-- START --
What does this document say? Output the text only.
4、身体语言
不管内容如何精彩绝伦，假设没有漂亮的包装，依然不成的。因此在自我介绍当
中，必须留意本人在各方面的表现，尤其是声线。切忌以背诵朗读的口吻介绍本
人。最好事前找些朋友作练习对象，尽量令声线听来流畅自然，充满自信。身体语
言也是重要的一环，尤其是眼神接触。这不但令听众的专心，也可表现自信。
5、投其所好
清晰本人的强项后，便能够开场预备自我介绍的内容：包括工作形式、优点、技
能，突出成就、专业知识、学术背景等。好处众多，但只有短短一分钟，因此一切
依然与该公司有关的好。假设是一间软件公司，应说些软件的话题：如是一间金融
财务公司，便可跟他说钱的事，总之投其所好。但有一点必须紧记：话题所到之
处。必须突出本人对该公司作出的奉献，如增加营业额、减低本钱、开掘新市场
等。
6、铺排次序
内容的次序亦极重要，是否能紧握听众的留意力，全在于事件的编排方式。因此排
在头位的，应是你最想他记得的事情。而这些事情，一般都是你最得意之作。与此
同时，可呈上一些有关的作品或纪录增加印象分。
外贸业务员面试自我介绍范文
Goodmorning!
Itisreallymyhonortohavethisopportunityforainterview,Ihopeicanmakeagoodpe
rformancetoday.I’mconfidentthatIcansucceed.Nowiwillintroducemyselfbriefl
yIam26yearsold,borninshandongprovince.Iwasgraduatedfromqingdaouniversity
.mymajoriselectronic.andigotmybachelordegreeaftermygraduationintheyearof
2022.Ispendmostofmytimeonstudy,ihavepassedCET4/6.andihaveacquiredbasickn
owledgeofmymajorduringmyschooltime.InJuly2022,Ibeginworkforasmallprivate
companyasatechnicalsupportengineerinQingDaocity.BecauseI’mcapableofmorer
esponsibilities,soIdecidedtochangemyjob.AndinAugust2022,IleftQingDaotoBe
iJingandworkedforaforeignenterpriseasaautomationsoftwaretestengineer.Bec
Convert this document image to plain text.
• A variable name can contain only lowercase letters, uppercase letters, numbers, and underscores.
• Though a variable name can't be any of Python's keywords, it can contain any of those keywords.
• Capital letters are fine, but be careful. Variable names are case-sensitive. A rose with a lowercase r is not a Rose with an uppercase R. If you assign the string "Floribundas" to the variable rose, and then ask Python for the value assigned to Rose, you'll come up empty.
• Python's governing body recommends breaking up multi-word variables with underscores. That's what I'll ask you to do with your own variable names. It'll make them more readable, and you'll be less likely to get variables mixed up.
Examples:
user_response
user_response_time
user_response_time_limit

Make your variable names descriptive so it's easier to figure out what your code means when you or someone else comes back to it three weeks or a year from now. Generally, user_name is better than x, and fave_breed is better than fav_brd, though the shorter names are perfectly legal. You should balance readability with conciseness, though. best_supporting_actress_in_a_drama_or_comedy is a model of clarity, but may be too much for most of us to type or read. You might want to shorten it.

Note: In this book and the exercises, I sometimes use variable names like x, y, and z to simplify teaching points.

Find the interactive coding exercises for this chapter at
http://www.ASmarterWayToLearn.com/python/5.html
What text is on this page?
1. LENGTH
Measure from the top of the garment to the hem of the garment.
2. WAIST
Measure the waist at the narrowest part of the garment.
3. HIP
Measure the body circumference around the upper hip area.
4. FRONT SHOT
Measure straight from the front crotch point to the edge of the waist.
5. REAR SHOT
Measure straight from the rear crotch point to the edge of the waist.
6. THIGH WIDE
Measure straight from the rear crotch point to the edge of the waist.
-- END --
List all lines where "Measure" occurs.

Measure from the top of the garment to the hem of the garment.
Measure the waist at the narrowest part of the garment.
Measure the body circumference around the upper hip area.
Measure straight from the front crotch point to the edge of the waist.
Measure straight from the rear crotch point to the edge of the waist.
Measure straight from the rear crotch point to the edge of the waist.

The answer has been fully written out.